DATASET EXTRACT:
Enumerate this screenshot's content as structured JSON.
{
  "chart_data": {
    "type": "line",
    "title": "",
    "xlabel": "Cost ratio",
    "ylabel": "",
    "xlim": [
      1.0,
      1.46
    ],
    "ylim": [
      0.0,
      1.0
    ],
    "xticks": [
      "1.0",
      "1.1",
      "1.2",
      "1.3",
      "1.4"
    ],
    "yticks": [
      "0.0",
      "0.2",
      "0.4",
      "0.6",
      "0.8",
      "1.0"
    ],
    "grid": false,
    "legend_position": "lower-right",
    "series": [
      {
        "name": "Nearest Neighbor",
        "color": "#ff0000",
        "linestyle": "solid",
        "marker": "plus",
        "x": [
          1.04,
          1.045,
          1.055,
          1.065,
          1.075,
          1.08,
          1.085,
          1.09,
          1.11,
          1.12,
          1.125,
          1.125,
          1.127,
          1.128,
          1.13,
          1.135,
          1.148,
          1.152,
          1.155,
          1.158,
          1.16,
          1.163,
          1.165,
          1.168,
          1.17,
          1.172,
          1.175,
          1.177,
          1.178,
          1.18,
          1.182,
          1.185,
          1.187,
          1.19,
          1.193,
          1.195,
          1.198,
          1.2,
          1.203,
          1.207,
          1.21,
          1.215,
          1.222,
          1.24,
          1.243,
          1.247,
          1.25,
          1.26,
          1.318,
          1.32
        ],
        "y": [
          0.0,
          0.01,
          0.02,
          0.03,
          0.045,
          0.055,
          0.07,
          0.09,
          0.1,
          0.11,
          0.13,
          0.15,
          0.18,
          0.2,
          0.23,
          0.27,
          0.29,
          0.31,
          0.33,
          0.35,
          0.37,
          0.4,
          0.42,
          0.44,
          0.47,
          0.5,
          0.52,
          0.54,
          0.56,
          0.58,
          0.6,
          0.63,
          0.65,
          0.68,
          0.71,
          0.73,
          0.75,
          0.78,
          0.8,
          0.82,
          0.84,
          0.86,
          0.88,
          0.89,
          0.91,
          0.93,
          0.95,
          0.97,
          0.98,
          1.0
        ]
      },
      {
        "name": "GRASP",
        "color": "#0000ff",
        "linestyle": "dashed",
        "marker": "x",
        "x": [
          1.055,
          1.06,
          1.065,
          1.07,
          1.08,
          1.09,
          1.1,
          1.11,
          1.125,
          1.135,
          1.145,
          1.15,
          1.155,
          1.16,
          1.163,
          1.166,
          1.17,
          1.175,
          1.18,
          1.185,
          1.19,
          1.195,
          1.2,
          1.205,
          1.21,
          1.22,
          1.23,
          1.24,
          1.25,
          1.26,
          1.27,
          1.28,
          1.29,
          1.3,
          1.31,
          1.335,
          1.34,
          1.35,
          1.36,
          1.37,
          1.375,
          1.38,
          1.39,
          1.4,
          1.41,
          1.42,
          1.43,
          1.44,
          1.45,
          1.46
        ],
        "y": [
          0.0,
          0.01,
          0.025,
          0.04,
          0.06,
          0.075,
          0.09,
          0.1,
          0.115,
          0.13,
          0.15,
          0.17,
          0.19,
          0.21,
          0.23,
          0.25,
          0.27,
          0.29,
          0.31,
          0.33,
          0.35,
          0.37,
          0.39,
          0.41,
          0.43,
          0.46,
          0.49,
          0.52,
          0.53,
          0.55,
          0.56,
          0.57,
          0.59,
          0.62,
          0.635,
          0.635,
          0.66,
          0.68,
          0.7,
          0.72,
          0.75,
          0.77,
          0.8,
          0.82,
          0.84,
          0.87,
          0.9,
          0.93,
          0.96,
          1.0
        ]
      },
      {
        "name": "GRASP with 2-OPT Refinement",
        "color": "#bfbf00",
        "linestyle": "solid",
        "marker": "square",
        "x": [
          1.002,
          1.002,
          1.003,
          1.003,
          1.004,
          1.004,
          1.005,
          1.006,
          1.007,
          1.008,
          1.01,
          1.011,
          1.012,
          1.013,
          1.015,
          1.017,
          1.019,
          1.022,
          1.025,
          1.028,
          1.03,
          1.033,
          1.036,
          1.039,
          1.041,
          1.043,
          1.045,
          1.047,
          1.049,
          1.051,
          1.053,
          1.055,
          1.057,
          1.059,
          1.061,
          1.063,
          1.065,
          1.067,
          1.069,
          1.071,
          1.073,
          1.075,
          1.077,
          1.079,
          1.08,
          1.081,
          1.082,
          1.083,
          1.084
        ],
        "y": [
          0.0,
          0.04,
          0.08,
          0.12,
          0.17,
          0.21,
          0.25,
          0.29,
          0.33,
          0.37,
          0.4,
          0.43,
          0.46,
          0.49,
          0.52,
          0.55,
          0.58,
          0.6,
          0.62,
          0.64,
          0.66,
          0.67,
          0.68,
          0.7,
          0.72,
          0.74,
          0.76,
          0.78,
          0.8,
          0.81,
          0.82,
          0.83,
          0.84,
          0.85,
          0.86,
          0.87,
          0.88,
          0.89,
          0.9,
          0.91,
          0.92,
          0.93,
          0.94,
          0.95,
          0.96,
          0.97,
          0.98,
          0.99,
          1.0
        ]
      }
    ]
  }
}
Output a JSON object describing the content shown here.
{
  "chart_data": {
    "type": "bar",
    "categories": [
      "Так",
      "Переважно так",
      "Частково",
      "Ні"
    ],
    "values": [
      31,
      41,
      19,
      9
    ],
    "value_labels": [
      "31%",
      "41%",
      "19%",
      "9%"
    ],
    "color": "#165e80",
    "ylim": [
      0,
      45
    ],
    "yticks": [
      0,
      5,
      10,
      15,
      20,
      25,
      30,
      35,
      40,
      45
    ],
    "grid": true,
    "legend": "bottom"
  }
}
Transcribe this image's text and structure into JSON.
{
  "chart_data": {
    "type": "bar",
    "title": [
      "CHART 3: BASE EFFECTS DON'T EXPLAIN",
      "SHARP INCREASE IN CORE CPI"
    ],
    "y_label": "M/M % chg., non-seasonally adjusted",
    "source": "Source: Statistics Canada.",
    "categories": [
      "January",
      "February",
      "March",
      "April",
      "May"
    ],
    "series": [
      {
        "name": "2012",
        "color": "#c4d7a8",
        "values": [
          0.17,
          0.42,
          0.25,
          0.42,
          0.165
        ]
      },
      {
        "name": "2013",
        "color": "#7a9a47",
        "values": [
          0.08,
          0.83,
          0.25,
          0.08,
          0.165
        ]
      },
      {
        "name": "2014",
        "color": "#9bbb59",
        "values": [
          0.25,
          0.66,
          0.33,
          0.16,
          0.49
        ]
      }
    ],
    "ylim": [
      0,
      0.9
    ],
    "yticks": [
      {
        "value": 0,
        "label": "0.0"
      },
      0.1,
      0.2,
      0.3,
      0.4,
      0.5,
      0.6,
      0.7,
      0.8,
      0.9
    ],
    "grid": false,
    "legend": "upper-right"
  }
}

TO BE DONE:
Set down the material above again, word for word.

ANSWER:
Enumerate this screenshot's content as structured JSON.
{
  "chart_data": {
    "type": "line",
    "title": "",
    "xlabel": "Cost ratio",
    "ylabel": "",
    "xlim": [
      1.0,
      1.46
    ],
    "ylim": [
      0.0,
      1.0
    ],
    "xticks": [
      "1.0",
      "1.1",
      "1.2",
      "1.3",
      "1.4"
    ],
    "yticks": [
      "0.0",
      "0.2",
      "0.4",
      "0.6",
      "0.8",
      "1.0"
    ],
    "grid": false,
    "legend_position": "lower-right",
    "series": [
      {
        "name": "Nearest Neighbor",
        "color": "#ff0000",
        "linestyle": "solid",
        "marker": "plus",
        "x": [
          1.04,
          1.045,
          1.055,
          1.065,
          1.075,
          1.08,
          1.085,
          1.09,
          1.11,
          1.12,
          1.125,
          1.125,
          1.127,
          1.128,
          1.13,
          1.135,
          1.148,
          1.152,
          1.155,
          1.158,
          1.16,
          1.163,
          1.165,
          1.168,
          1.17,
          1.172,
          1.175,
          1.177,
          1.178,
          1.18,
          1.182,
          1.185,
          1.187,
          1.19,
          1.193,
          1.195,
          1.198,
          1.2,
          1.203,
          1.207,
          1.21,
          1.215,
          1.222,
          1.24,
          1.243,
          1.247,
          1.25,
          1.26,
          1.318,
          1.32
        ],
        "y": [
          0.0,
          0.01,
          0.02,
          0.03,
          0.045,
          0.055,
          0.07,
          0.09,
          0.1,
          0.11,
          0.13,
          0.15,
          0.18,
          0.2,
          0.23,
          0.27,
          0.29,
          0.31,
          0.33,
          0.35,
          0.37,
          0.4,
          0.42,
          0.44,
          0.47,
          0.5,
          0.52,
          0.54,
          0.56,
          0.58,
          0.6,
          0.63,
          0.65,
          0.68,
          0.71,
          0.73,
          0.75,
          0.78,
          0.8,
          0.82,
          0.84,
          0.86,
          0.88,
          0.89,
          0.91,
          0.93,
          0.95,
          0.97,
          0.98,
          1.0
        ]
      },
      {
        "name": "GRASP",
        "color": "#0000ff",
        "linestyle": "dashed",
        "marker": "x",
        "x": [
          1.055,
          1.06,
          1.065,
          1.07,
          1.08,
          1.09,
          1.1,
          1.11,
          1.125,
          1.135,
          1.145,
          1.15,
          1.155,
          1.16,
          1.163,
          1.166,
          1.17,
          1.175,
          1.18,
          1.185,
          1.19,
          1.195,
          1.2,
          1.205,
          1.21,
          1.22,
          1.23,
          1.24,
          1.25,
          1.26,
          1.27,
          1.28,
          1.29,
          1.3,
          1.31,
          1.335,
          1.34,
          1.35,
          1.36,
          1.37,
          1.375,
          1.38,
          1.39,
          1.4,
          1.41,
          1.42,
          1.43,
          1.44,
          1.45,
          1.46
        ],
        "y": [
          0.0,
          0.01,
          0.025,
          0.04,
          0.06,
          0.075,
          0.09,
          0.1,
          0.115,
          0.13,
          0.15,
          0.17,
          0.19,
          0.21,
          0.23,
          0.25,
          0.27,
          0.29,
          0.31,
          0.33,
          0.35,
          0.37,
          0.39,
          0.41,
          0.43,
          0.46,
          0.49,
          0.52,
          0.53,
          0.55,
          0.56,
          0.57,
          0.59,
          0.62,
          0.635,
          0.635,
          0.66,
          0.68,
          0.7,
          0.72,
          0.75,
          0.77,
          0.8,
          0.82,
          0.84,
          0.87,
          0.9,
          0.93,
          0.96,
          1.0
        ]
      },
      {
        "name": "GRASP with 2-OPT Refinement",
        "color": "#bfbf00",
        "linestyle": "solid",
        "marker": "square",
        "x": [
          1.002,
          1.002,
          1.003,
          1.003,
          1.004,
          1.004,
          1.005,
          1.006,
          1.007,
          1.008,
          1.01,
          1.011,
          1.012,
          1.013,
          1.015,
          1.017,
          1.019,
          1.022,
          1.025,
          1.028,
          1.03,
          1.033,
          1.036,
          1.039,
          1.041,
          1.043,
          1.045,
          1.047,
          1.049,
          1.051,
          1.053,
          1.055,
          1.057,
          1.059,
          1.061,
          1.063,
          1.065,
          1.067,
          1.069,
          1.071,
          1.073,
          1.075,
          1.077,
          1.079,
          1.08,
          1.081,
          1.082,
          1.083,
          1.084
        ],
        "y": [
          0.0,
          0.04,
          0.08,
          0.12,
          0.17,
          0.21,
          0.25,
          0.29,
          0.33,
          0.37,
          0.4,
          0.43,
          0.46,
          0.49,
          0.52,
          0.55,
          0.58,
          0.6,
          0.62,
          0.64,
          0.66,
          0.67,
          0.68,
          0.7,
          0.72,
          0.74,
          0.76,
          0.78,
          0.8,
          0.81,
          0.82,
          0.83,
          0.84,
          0.85,
          0.86,
          0.87,
          0.88,
          0.89,
          0.9,
          0.91,
          0.92,
          0.93,
          0.94,
          0.95,
          0.96,
          0.97,
          0.98,
          0.99,
          1.0
        ]
      }
    ]
  }
}
Output a JSON object describing the content shown here.
{
  "chart_data": {
    "type": "bar",
    "categories": [
      "Так",
      "Переважно так",
      "Частково",
      "Ні"
    ],
    "values": [
      31,
      41,
      19,
      9
    ],
    "value_labels": [
      "31%",
      "41%",
      "19%",
      "9%"
    ],
    "color": "#165e80",
    "ylim": [
      0,
      45
    ],
    "yticks": [
      0,
      5,
      10,
      15,
      20,
      25,
      30,
      35,
      40,
      45
    ],
    "grid": true,
    "legend": "bottom"
  }
}
Transcribe this image's text and structure into JSON.
{
  "chart_data": {
    "type": "bar",
    "title": [
      "CHART 3: BASE EFFECTS DON'T EXPLAIN",
      "SHARP INCREASE IN CORE CPI"
    ],
    "y_label": "M/M % chg., non-seasonally adjusted",
    "source": "Source: Statistics Canada.",
    "categories": [
      "January",
      "February",
      "March",
      "April",
      "May"
    ],
    "series": [
      {
        "name": "2012",
        "color": "#c4d7a8",
        "values": [
          0.17,
          0.42,
          0.25,
          0.42,
          0.165
        ]
      },
      {
        "name": "2013",
        "color": "#7a9a47",
        "values": [
          0.08,
          0.83,
          0.25,
          0.08,
          0.165
        ]
      },
      {
        "name": "2014",
        "color": "#9bbb59",
        "values": [
          0.25,
          0.66,
          0.33,
          0.16,
          0.49
        ]
      }
    ],
    "ylim": [
      0,
      0.9
    ],
    "yticks": [
      {
        "value": 0,
        "label": "0.0"
      },
      0.1,
      0.2,
      0.3,
      0.4,
      0.5,
      0.6,
      0.7,
      0.8,
      0.9
    ],
    "grid": false,
    "legend": "upper-right"
  }
}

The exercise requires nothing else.